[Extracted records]
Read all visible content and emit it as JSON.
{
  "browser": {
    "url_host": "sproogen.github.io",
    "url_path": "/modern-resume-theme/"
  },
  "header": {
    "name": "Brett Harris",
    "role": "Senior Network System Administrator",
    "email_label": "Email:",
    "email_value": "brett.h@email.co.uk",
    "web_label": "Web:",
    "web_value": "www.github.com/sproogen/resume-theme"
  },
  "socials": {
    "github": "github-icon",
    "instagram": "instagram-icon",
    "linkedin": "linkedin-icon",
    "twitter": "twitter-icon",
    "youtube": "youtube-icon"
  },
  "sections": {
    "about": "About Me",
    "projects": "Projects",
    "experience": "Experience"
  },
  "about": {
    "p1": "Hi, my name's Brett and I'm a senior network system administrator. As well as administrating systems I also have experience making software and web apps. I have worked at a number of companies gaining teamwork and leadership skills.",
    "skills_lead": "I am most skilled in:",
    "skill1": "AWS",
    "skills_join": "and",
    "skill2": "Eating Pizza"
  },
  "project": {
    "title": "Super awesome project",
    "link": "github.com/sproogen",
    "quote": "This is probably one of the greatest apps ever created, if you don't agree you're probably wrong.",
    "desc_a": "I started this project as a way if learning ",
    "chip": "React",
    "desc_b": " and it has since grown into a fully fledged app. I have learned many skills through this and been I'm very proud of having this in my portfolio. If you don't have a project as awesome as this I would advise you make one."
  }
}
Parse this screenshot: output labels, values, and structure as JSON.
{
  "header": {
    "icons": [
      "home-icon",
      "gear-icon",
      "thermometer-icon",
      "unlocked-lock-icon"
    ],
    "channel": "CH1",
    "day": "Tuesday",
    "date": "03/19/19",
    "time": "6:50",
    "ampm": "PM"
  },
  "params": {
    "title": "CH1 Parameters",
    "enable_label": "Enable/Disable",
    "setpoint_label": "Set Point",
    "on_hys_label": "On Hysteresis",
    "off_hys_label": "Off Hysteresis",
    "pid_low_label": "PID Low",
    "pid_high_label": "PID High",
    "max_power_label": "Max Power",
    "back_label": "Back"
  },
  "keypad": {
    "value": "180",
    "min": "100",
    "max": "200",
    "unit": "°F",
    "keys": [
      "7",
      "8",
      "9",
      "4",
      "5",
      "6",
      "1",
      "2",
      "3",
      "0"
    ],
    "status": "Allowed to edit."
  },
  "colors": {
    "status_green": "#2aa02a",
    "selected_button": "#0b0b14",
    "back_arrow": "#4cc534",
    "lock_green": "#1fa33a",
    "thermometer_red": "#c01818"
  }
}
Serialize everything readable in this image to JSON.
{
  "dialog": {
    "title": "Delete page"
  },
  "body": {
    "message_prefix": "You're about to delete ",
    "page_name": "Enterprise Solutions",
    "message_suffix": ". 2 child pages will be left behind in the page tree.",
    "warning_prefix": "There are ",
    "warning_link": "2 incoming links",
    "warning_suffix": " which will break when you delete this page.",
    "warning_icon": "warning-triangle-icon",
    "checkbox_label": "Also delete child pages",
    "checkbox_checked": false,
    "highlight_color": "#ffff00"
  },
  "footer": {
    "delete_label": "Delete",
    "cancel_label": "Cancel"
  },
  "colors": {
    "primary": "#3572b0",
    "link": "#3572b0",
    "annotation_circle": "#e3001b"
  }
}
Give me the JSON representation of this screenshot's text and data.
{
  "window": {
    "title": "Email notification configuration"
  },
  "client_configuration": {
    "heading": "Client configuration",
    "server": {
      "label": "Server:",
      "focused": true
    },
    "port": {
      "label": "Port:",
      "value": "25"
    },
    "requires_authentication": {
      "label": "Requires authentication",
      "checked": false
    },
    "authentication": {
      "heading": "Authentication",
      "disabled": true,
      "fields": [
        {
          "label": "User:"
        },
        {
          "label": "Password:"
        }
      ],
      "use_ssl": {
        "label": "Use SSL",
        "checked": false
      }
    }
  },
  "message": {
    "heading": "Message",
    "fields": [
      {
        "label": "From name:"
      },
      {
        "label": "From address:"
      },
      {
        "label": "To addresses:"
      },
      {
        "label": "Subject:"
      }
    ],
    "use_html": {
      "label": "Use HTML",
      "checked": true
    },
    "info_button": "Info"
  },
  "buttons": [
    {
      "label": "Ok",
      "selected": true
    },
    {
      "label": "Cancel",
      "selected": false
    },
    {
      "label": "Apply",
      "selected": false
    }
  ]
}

Problem requirements |
Search the listing above for the string "Hysteresis". Copy every line that contains it.

Final result |
    "on_hys_label": "On Hysteresis",
    "off_hys_label": "Off Hysteresis",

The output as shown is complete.